### MATERIAL
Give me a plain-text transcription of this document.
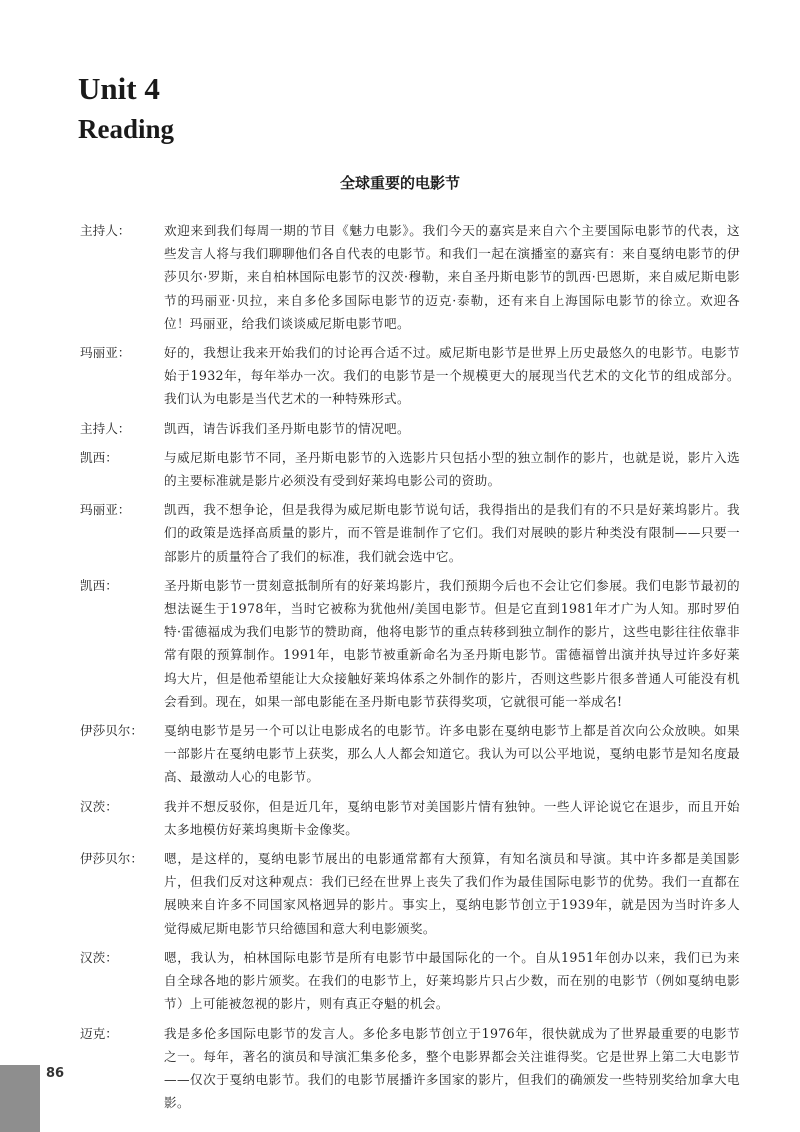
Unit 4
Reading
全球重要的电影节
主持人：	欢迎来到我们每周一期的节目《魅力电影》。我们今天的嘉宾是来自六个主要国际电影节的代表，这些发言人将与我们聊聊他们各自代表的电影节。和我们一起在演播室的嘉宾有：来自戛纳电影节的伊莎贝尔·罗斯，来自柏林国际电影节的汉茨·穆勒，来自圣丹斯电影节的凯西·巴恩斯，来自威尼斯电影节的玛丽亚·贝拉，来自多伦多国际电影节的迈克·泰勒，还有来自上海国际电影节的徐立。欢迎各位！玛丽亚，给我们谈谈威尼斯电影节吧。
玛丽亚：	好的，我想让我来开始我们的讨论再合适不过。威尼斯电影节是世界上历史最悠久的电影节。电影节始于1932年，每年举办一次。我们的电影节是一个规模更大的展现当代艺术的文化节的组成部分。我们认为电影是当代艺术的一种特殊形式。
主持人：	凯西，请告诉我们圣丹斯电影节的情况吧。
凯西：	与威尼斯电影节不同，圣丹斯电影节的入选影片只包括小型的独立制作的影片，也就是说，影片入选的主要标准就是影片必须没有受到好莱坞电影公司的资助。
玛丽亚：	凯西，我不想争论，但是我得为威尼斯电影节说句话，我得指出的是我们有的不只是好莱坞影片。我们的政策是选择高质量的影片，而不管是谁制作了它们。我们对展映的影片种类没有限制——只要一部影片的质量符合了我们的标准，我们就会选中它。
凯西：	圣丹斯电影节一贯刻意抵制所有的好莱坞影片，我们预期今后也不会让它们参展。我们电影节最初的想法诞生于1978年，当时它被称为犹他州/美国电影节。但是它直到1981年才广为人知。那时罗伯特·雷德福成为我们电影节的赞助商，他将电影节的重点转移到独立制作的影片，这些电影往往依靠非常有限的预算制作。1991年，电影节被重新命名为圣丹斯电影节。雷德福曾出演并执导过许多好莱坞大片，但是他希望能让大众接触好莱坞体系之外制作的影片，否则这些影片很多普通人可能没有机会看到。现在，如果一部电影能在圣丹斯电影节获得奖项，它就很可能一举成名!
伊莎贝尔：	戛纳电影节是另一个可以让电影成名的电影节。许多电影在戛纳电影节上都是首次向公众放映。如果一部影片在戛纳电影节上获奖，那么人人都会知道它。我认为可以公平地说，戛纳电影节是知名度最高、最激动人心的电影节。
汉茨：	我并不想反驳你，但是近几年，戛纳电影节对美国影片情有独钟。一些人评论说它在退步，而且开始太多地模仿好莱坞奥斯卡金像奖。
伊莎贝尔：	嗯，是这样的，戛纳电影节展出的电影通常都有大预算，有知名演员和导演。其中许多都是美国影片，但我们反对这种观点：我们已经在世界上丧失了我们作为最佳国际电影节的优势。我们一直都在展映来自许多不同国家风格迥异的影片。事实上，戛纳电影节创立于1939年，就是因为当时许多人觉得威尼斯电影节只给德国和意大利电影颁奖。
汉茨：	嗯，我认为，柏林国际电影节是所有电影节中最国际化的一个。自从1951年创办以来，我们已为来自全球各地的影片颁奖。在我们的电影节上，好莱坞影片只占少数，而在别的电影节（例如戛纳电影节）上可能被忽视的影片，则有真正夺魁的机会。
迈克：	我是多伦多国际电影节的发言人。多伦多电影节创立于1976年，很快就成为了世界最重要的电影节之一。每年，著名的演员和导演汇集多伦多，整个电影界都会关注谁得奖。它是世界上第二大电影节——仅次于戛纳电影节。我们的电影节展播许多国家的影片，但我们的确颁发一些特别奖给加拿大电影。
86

* * *

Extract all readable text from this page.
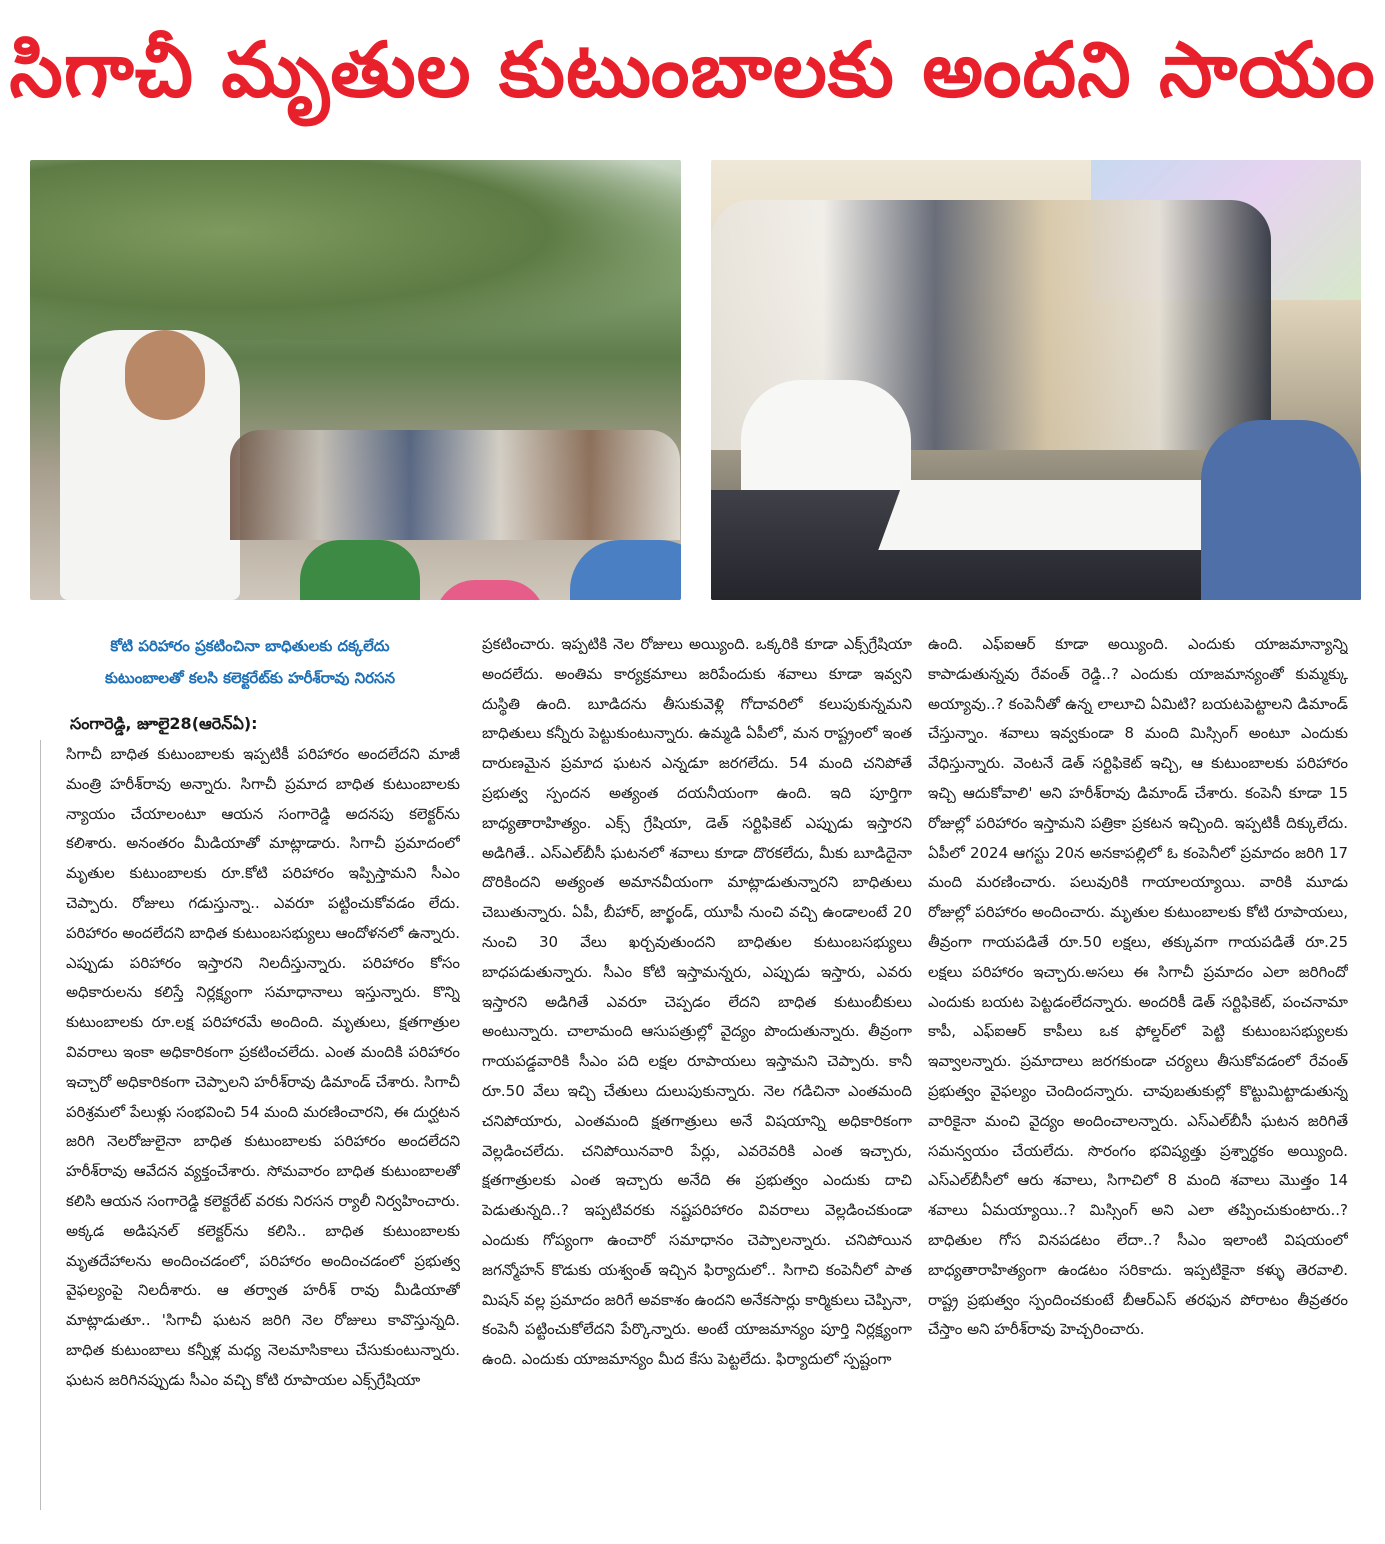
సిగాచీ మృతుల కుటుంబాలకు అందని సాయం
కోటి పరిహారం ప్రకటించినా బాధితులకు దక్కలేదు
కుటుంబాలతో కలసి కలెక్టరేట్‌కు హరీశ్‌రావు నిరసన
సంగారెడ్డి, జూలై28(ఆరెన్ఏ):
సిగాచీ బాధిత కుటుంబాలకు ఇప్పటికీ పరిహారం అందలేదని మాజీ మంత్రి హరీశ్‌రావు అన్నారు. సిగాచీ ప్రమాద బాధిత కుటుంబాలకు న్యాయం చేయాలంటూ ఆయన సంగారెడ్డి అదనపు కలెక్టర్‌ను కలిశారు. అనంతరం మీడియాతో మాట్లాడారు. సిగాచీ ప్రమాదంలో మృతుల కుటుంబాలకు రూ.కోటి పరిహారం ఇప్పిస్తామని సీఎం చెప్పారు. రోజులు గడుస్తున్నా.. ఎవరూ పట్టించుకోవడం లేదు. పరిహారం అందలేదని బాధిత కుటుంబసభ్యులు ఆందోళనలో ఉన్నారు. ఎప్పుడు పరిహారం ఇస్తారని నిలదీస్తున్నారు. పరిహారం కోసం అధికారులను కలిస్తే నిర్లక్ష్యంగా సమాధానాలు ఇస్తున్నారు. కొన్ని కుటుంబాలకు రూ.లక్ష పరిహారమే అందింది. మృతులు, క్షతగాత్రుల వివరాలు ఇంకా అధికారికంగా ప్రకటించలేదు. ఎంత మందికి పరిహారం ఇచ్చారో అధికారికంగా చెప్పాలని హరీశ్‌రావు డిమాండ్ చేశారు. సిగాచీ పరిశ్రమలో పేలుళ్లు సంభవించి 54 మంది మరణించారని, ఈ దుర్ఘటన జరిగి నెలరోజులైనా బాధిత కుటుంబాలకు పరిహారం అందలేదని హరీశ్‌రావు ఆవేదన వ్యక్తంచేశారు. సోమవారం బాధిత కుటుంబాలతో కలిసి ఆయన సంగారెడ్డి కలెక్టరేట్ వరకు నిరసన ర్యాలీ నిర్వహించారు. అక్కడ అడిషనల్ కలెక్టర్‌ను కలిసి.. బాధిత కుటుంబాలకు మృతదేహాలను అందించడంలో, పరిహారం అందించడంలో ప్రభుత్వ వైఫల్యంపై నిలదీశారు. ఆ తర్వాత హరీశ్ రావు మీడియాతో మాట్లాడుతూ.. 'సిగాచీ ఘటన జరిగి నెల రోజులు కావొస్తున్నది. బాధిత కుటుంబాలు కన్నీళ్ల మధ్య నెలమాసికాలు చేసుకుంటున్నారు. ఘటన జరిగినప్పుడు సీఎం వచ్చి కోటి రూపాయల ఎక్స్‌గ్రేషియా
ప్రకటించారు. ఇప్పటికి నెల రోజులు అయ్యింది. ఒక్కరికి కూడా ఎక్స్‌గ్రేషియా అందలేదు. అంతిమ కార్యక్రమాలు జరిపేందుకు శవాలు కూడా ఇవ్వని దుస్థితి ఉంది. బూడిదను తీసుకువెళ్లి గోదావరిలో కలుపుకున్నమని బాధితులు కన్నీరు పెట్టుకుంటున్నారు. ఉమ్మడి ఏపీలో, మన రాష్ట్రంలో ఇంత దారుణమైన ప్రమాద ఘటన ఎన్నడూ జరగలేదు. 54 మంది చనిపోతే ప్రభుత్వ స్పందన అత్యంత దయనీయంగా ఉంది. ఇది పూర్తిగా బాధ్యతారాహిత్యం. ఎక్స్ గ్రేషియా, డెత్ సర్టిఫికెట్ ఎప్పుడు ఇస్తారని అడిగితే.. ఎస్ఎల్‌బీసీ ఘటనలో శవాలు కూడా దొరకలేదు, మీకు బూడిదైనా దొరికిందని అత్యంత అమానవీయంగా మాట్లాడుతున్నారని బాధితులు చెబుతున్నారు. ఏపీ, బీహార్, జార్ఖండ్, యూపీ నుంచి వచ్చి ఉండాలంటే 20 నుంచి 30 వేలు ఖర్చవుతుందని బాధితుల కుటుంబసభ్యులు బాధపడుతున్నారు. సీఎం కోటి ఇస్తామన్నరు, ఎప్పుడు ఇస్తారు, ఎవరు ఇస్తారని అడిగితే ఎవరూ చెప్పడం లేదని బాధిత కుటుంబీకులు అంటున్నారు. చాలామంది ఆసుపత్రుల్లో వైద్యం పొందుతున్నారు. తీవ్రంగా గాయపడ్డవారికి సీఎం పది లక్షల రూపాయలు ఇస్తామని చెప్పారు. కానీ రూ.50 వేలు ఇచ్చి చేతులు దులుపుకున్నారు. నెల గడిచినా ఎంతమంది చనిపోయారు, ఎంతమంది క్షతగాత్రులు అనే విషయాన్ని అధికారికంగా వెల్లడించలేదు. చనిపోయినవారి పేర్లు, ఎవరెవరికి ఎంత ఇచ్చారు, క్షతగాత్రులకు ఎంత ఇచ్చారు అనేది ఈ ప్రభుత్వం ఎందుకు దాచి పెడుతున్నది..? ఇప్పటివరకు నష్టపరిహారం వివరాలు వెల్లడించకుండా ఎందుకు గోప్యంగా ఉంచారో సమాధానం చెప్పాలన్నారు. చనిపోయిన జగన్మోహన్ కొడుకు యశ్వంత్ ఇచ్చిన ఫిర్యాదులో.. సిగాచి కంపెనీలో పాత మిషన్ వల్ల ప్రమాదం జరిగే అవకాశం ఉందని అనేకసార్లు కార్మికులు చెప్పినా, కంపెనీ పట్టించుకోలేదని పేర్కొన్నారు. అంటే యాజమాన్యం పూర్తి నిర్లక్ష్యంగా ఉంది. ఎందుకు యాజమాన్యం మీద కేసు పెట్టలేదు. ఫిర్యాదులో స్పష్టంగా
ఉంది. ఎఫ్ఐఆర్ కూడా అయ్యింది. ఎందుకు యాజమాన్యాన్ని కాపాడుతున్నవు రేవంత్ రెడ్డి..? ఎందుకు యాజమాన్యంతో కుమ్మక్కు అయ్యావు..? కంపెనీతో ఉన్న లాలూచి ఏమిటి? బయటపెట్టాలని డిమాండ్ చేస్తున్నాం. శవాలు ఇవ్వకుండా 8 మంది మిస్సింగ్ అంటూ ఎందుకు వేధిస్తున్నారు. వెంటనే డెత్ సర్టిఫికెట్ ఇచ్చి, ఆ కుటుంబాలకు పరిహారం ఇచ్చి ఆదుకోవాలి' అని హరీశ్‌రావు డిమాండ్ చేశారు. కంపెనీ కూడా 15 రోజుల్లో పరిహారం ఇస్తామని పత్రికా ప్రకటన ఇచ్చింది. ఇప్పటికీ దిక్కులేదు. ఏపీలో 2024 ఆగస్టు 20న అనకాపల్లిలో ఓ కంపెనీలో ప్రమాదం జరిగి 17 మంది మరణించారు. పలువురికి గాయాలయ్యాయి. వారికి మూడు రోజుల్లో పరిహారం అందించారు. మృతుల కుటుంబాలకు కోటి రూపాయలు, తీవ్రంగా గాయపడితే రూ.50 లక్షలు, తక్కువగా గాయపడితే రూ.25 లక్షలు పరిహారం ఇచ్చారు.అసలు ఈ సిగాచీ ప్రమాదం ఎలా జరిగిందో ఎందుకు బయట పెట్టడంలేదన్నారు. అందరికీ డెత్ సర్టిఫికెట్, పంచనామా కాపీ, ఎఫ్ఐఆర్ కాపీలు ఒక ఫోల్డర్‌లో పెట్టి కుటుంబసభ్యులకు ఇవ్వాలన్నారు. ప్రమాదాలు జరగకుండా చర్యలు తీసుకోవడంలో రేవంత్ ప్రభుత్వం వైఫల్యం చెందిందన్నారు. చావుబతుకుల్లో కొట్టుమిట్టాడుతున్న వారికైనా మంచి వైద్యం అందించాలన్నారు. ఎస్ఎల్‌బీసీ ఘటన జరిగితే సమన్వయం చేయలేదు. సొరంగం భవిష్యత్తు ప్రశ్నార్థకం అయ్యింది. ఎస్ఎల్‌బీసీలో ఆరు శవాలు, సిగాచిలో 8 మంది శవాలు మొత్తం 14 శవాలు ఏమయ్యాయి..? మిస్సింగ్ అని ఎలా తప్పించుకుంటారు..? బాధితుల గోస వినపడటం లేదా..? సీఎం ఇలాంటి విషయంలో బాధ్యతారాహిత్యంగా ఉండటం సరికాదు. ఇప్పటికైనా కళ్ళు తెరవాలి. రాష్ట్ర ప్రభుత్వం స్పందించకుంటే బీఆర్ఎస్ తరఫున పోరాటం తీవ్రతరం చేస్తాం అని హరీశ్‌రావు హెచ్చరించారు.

### REQUIREMENTS
Sift through the entries and copy every line with "this".

### SOLUTION
Give me a plain-text transcription of this document.
Extract all readable text from this page.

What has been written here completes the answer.